Determine how many lines of this material contain "Summe". Give only the number.

--- START DATA PROVIDED ---

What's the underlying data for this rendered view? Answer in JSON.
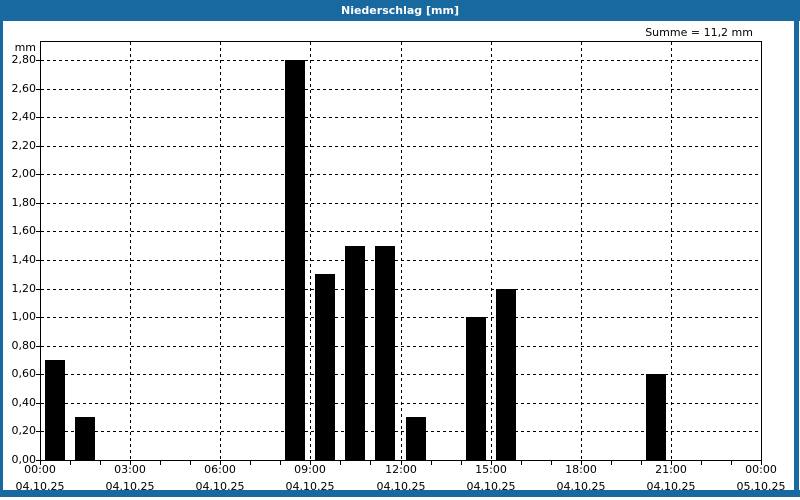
{
  "window": {
    "title": "Niederschlag [mm]",
    "summary": "Summe = 11,2 mm"
  },
  "colors": {
    "titlebar": "#18699F",
    "window_border": "#18699F",
    "background": "#FFFFFF",
    "bar": "#000000",
    "grid": "#000000"
  },
  "chart_data": {
    "type": "bar",
    "title": "Niederschlag [mm]",
    "summary": "Summe = 11,2 mm",
    "ylabel_unit": "mm",
    "ylim": [
      0,
      2.93
    ],
    "ytick_step": 0.2,
    "ytick_labels": [
      "0,00",
      "0,20",
      "0,40",
      "0,60",
      "0,80",
      "1,00",
      "1,20",
      "1,40",
      "1,60",
      "1,80",
      "2,00",
      "2,20",
      "2,40",
      "2,60",
      "2,80"
    ],
    "grid": "dashed",
    "xlim_hours": [
      0,
      24
    ],
    "xticks": [
      {
        "hour": 0,
        "time": "00:00",
        "date": "04.10.25"
      },
      {
        "hour": 3,
        "time": "03:00",
        "date": "04.10.25"
      },
      {
        "hour": 6,
        "time": "06:00",
        "date": "04.10.25"
      },
      {
        "hour": 9,
        "time": "09:00",
        "date": "04.10.25"
      },
      {
        "hour": 12,
        "time": "12:00",
        "date": "04.10.25"
      },
      {
        "hour": 15,
        "time": "15:00",
        "date": "04.10.25"
      },
      {
        "hour": 18,
        "time": "18:00",
        "date": "04.10.25"
      },
      {
        "hour": 21,
        "time": "21:00",
        "date": "04.10.25"
      },
      {
        "hour": 24,
        "time": "00:00",
        "date": "05.10.25"
      }
    ],
    "bars_hourly_mm": [
      {
        "start_hour": 0,
        "value_mm": 0.7
      },
      {
        "start_hour": 1,
        "value_mm": 0.3
      },
      {
        "start_hour": 8,
        "value_mm": 2.8
      },
      {
        "start_hour": 9,
        "value_mm": 1.3
      },
      {
        "start_hour": 10,
        "value_mm": 1.5
      },
      {
        "start_hour": 11,
        "value_mm": 1.5
      },
      {
        "start_hour": 12,
        "value_mm": 0.3
      },
      {
        "start_hour": 14,
        "value_mm": 1.0
      },
      {
        "start_hour": 15,
        "value_mm": 1.2
      },
      {
        "start_hour": 20,
        "value_mm": 0.6
      }
    ],
    "total_mm": 11.2
  }
}
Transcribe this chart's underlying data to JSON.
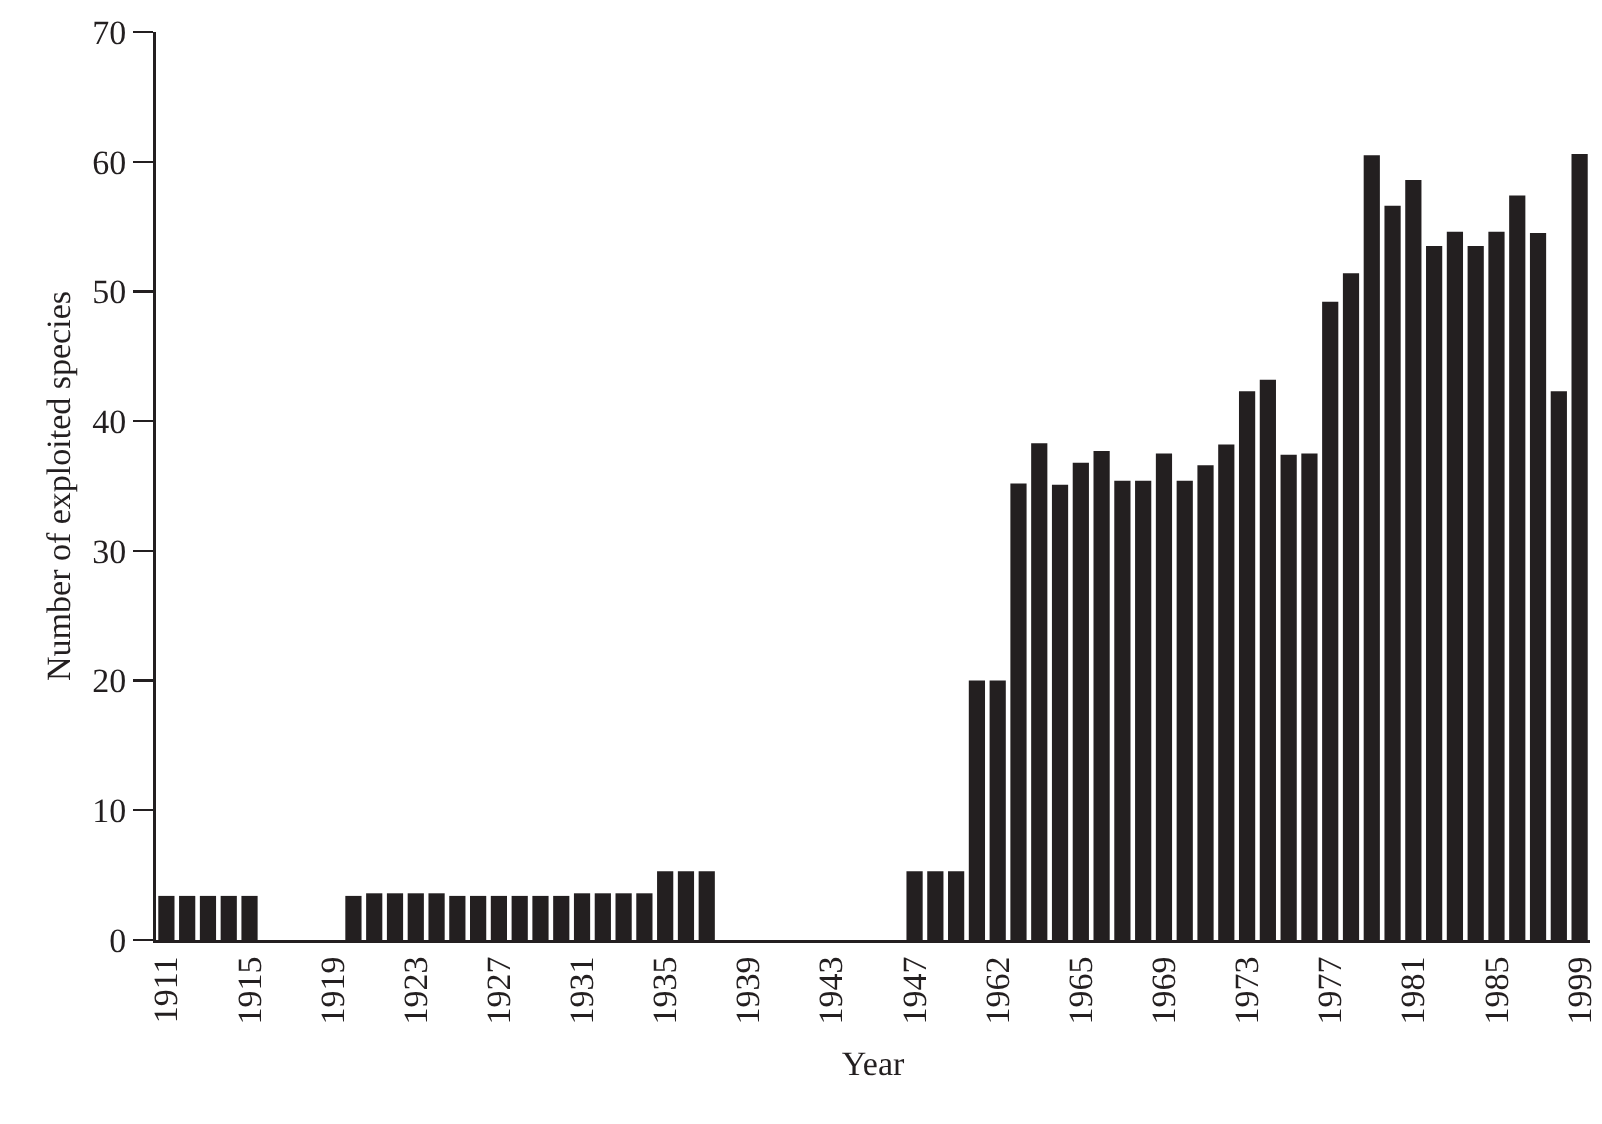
{
  "chart_data": {
    "type": "bar",
    "xlabel": "Year",
    "ylabel": "Number of exploited species",
    "categories": [
      "1911",
      null,
      null,
      null,
      "1915",
      null,
      null,
      null,
      "1919",
      null,
      null,
      null,
      "1923",
      null,
      null,
      null,
      "1927",
      null,
      null,
      null,
      "1931",
      null,
      null,
      null,
      "1935",
      null,
      null,
      null,
      "1939",
      null,
      null,
      null,
      "1943",
      null,
      null,
      null,
      "1947",
      null,
      null,
      null,
      "1962",
      null,
      null,
      null,
      "1965",
      null,
      null,
      null,
      "1969",
      null,
      null,
      null,
      "1973",
      null,
      null,
      null,
      "1977",
      null,
      null,
      null,
      "1981",
      null,
      null,
      null,
      "1985",
      null,
      null,
      null,
      "1999"
    ],
    "values": [
      3.4,
      3.4,
      3.4,
      3.4,
      3.4,
      null,
      null,
      null,
      null,
      3.4,
      3.6,
      3.6,
      3.6,
      3.6,
      3.4,
      3.4,
      3.4,
      3.4,
      3.4,
      3.4,
      3.6,
      3.6,
      3.6,
      3.6,
      5.3,
      5.3,
      5.3,
      null,
      null,
      null,
      null,
      null,
      null,
      null,
      null,
      null,
      5.3,
      5.3,
      5.3,
      20,
      20,
      35.2,
      38.3,
      35.1,
      36.8,
      37.7,
      35.4,
      35.4,
      37.5,
      35.4,
      36.6,
      38.2,
      42.3,
      43.2,
      37.4,
      37.5,
      49.2,
      51.4,
      60.5,
      56.6,
      58.6,
      53.5,
      54.6,
      53.5,
      54.6,
      57.4,
      54.5,
      42.3,
      60.6
    ],
    "color": "#231f20",
    "ylim": [
      0,
      70
    ],
    "yticks": [
      0,
      10,
      20,
      30,
      40,
      50,
      60,
      70
    ],
    "grid": false
  }
}
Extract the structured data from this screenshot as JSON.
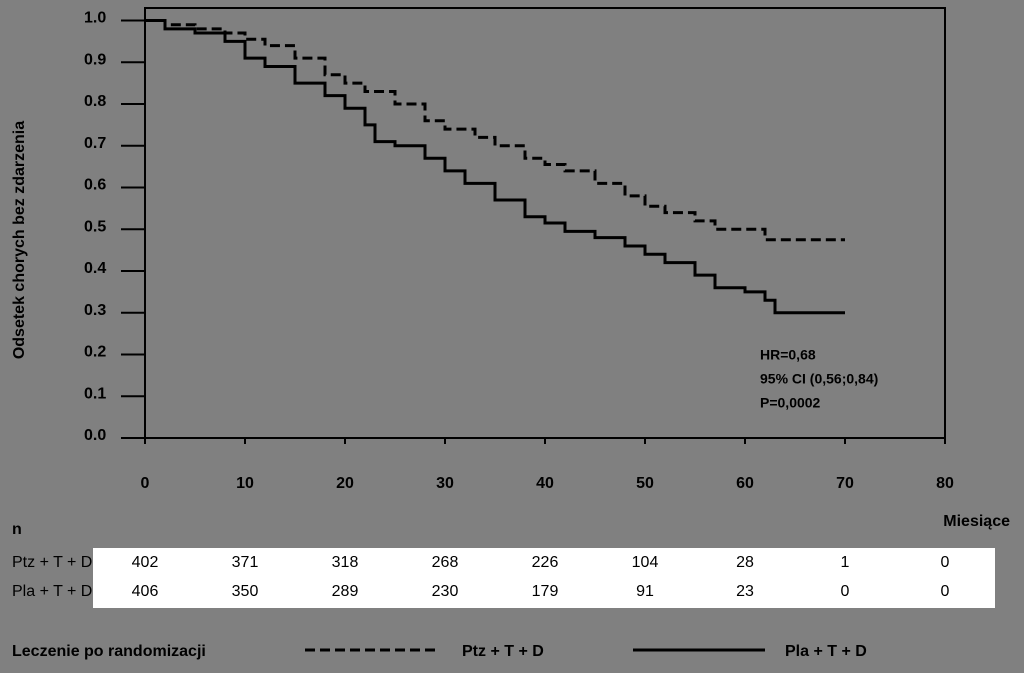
{
  "chart_data": {
    "type": "step",
    "y_label": "Odsetek chorych bez zdarzenia",
    "x_label": "Miesiące",
    "xlim": [
      0,
      80
    ],
    "xticks": [
      0,
      10,
      20,
      30,
      40,
      50,
      60,
      70,
      80
    ],
    "ylim": [
      0,
      1.03
    ],
    "yticks": [
      {
        "value": 0,
        "label": "0.0"
      },
      0.1,
      0.2,
      0.3,
      0.4,
      0.5,
      0.6,
      0.7,
      0.8,
      0.9,
      {
        "value": 1,
        "label": "1.0"
      }
    ],
    "annotations": [
      "HR=0,68",
      "95% CI (0,56;0,84)",
      "P=0,0002"
    ],
    "legend_title": "Leczenie po randomizacji",
    "series": [
      {
        "name": "Ptz + T + D",
        "color": "#000000",
        "dash": true,
        "x": [
          0,
          2,
          5,
          8,
          10,
          12,
          15,
          18,
          20,
          22,
          25,
          28,
          30,
          33,
          35,
          38,
          40,
          42,
          45,
          48,
          50,
          52,
          55,
          57,
          62,
          70
        ],
        "values": [
          1.0,
          0.99,
          0.98,
          0.97,
          0.955,
          0.94,
          0.91,
          0.87,
          0.85,
          0.83,
          0.8,
          0.76,
          0.74,
          0.72,
          0.7,
          0.67,
          0.655,
          0.64,
          0.61,
          0.58,
          0.555,
          0.54,
          0.52,
          0.5,
          0.475,
          0.475
        ]
      },
      {
        "name": "Pla + T + D",
        "color": "#000000",
        "dash": false,
        "x": [
          0,
          2,
          5,
          8,
          10,
          12,
          15,
          18,
          20,
          22,
          23,
          25,
          28,
          30,
          32,
          35,
          38,
          40,
          42,
          45,
          48,
          50,
          52,
          55,
          57,
          60,
          62,
          63,
          70
        ],
        "values": [
          1.0,
          0.98,
          0.97,
          0.95,
          0.91,
          0.89,
          0.85,
          0.82,
          0.79,
          0.75,
          0.71,
          0.7,
          0.67,
          0.64,
          0.61,
          0.57,
          0.53,
          0.515,
          0.495,
          0.48,
          0.46,
          0.44,
          0.42,
          0.39,
          0.36,
          0.35,
          0.33,
          0.3,
          0.3
        ]
      }
    ],
    "risk_table": {
      "label": "n",
      "rows": [
        {
          "name": "Ptz + T + D",
          "values": [
            402,
            371,
            318,
            268,
            226,
            104,
            28,
            1,
            0
          ]
        },
        {
          "name": "Pla + T + D",
          "values": [
            406,
            350,
            289,
            230,
            179,
            91,
            23,
            0,
            0
          ]
        }
      ]
    }
  }
}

--- END DATA PROVIDED ---

CORRECT OUTPUT
2